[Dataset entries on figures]
## Start

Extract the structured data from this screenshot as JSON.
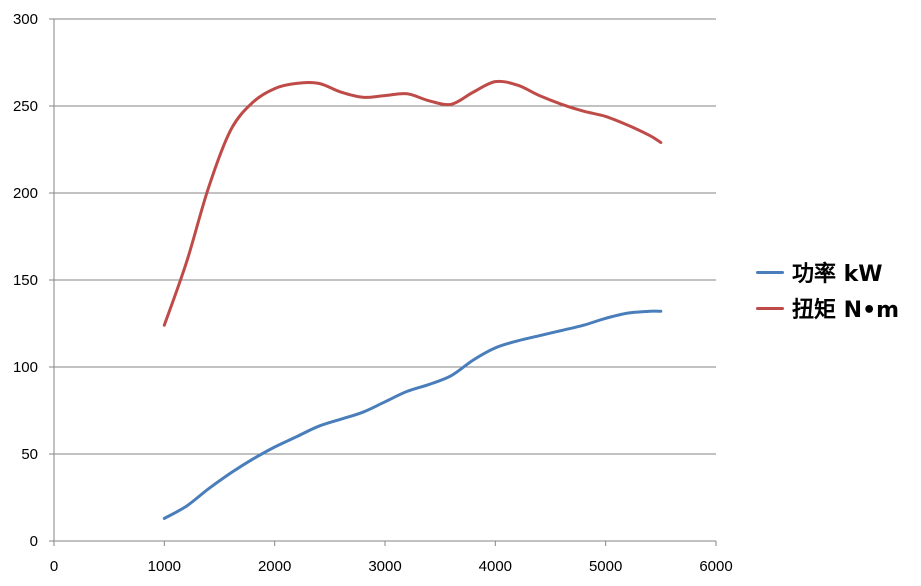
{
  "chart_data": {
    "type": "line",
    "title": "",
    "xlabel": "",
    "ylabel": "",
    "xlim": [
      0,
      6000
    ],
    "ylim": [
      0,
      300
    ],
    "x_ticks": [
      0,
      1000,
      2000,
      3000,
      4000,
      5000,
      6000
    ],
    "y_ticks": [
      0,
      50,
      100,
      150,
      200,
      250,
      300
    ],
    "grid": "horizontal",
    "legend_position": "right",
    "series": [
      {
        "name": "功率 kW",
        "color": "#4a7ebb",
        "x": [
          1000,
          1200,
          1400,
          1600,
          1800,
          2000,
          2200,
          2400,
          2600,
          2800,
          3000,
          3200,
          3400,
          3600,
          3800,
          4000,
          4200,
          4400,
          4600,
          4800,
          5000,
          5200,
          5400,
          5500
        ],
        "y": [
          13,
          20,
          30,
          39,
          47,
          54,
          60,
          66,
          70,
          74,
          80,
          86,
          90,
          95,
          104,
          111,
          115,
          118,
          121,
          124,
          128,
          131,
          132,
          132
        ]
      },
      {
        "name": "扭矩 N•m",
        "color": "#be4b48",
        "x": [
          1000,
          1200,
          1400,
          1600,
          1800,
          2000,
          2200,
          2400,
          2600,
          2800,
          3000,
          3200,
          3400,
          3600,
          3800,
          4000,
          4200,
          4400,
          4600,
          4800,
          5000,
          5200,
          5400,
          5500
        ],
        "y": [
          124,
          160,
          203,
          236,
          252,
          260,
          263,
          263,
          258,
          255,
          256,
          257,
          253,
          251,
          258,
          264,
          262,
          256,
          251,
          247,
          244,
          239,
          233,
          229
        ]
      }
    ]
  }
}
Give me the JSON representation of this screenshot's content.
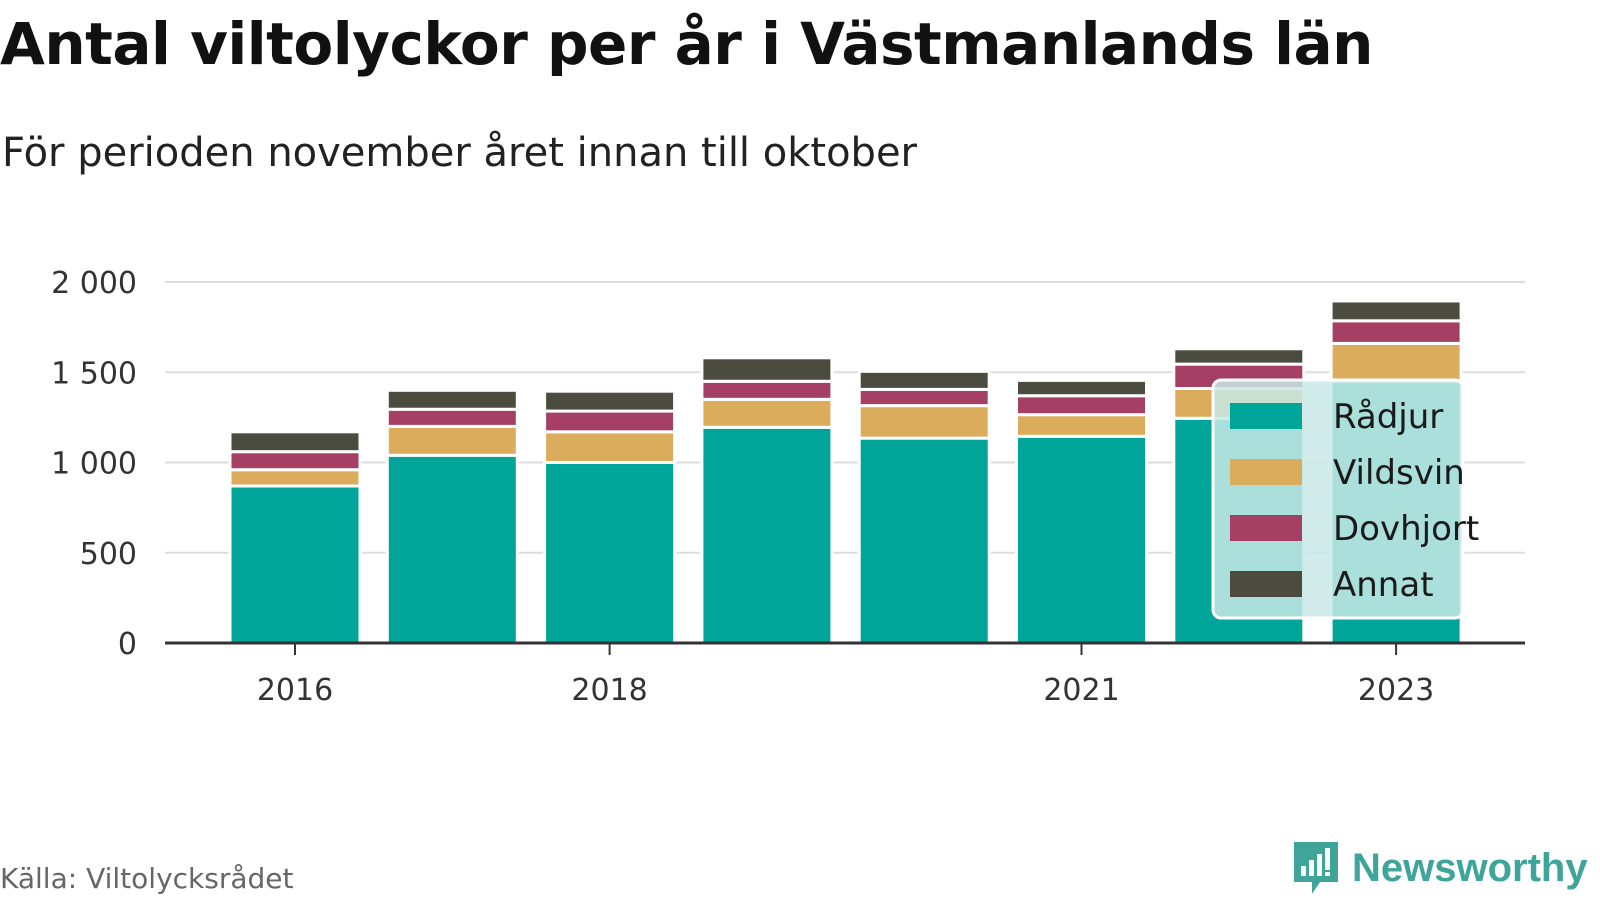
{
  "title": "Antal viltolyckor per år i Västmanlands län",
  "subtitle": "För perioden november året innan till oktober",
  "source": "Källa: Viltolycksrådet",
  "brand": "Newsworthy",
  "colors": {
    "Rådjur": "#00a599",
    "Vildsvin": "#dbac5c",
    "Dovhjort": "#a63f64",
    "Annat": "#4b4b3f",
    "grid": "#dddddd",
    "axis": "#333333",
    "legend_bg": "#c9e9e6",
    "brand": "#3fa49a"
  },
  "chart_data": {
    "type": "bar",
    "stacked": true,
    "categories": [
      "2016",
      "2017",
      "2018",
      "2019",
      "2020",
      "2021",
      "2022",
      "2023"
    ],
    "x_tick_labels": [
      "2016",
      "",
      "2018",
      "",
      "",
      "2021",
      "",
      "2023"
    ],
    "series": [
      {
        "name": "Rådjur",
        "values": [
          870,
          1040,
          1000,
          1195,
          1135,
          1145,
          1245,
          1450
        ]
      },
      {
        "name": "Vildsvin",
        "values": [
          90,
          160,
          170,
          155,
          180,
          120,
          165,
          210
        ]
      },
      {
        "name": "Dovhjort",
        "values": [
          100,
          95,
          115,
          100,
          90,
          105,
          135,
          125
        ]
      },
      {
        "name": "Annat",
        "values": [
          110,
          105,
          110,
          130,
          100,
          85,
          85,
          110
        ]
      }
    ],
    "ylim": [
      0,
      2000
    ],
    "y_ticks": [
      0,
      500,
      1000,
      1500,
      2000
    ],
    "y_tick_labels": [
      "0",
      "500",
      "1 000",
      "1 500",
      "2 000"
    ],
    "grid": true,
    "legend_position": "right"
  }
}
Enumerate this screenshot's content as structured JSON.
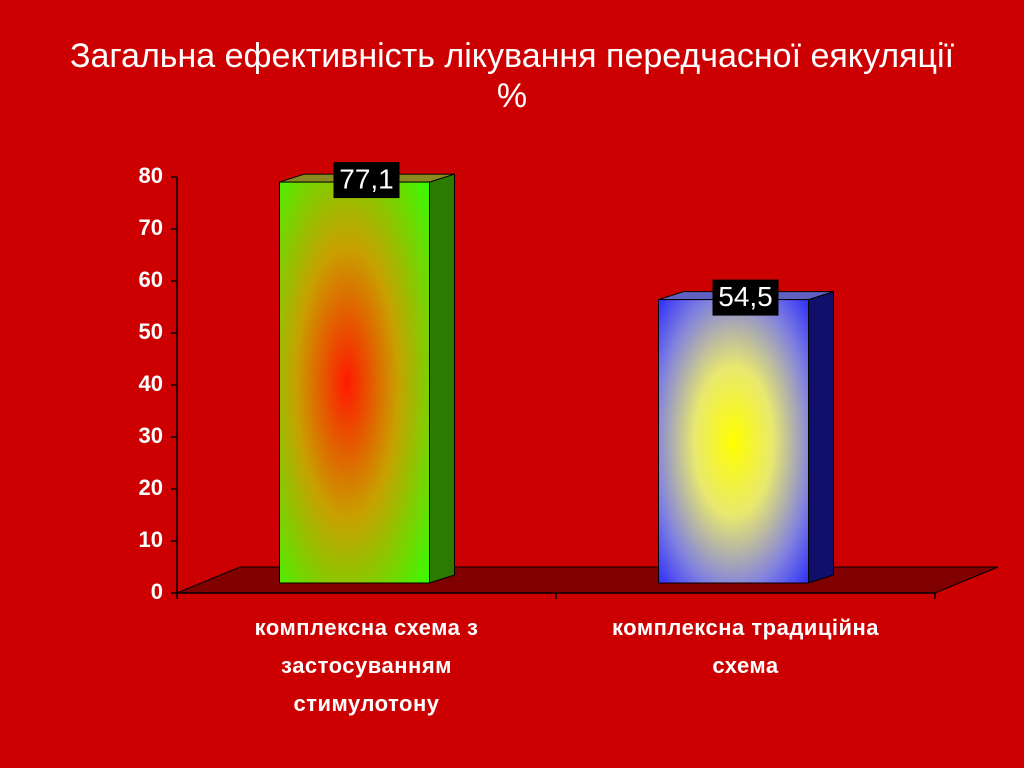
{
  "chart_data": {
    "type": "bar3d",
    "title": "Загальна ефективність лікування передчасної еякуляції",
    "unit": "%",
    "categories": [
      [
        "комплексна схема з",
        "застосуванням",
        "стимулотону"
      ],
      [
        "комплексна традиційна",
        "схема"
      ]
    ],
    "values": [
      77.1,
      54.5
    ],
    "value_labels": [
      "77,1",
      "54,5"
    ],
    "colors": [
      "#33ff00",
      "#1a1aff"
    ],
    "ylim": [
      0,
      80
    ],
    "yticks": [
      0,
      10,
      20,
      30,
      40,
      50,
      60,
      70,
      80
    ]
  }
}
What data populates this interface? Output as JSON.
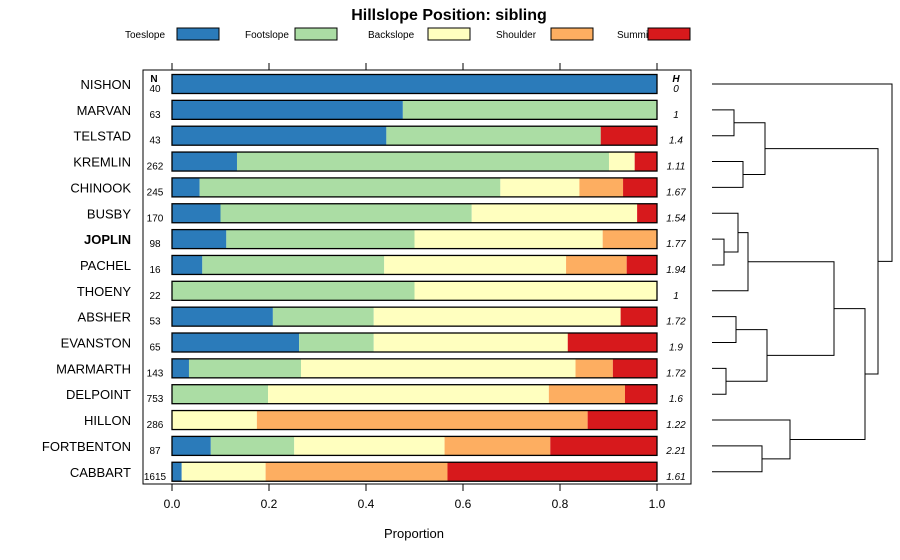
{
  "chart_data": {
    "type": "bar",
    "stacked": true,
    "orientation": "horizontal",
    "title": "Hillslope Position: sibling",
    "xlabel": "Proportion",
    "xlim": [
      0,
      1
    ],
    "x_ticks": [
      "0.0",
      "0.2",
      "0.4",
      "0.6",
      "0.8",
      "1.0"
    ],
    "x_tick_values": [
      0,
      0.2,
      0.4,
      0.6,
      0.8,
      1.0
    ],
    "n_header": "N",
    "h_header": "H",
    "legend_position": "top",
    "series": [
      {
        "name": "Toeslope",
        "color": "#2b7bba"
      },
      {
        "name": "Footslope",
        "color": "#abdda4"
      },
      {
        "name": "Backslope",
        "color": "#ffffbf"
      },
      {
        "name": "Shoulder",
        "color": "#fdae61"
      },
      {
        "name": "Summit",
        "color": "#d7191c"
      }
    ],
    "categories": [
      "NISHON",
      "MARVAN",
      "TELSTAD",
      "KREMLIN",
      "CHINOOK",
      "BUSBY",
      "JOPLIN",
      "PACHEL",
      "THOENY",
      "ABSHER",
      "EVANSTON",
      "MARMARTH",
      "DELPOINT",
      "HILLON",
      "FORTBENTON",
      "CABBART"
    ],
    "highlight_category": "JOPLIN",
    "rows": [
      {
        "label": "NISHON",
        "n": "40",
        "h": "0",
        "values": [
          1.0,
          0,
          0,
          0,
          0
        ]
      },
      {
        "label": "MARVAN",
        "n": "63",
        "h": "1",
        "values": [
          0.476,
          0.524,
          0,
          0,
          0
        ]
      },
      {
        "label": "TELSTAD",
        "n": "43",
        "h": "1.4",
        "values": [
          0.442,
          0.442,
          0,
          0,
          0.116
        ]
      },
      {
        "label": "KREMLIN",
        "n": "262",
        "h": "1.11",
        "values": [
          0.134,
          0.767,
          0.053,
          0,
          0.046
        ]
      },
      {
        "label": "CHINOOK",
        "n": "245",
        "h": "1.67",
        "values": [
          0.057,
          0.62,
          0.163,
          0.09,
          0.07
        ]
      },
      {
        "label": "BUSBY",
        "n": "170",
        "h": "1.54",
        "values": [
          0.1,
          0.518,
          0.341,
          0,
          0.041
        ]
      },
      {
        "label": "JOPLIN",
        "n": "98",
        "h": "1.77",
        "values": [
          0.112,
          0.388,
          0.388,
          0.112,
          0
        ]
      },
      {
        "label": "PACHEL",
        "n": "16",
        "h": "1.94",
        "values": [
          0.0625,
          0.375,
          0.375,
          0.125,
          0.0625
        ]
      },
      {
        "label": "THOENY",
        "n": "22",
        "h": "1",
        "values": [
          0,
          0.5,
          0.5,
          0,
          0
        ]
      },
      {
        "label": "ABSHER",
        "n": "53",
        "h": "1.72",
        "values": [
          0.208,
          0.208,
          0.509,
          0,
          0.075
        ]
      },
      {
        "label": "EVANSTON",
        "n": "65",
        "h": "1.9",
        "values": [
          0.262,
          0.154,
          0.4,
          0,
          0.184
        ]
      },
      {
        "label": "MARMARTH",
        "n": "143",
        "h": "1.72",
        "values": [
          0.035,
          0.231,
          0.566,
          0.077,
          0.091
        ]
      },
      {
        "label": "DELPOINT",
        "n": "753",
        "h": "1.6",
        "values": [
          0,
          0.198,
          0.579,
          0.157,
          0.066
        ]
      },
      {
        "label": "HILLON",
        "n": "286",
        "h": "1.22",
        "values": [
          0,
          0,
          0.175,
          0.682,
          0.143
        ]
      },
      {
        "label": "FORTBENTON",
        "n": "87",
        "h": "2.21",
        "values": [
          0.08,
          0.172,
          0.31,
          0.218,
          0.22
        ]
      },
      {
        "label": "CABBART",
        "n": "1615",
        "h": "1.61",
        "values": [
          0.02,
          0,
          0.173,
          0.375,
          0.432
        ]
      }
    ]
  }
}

## End

Set task
Search the lines above for the string "screenshot", then show every one that has it.

Written solution
Extract the structured data from this screenshot as JSON.
Give me the JSON representation of this screenshot's content.
Enumerate this screenshot's content as structured JSON.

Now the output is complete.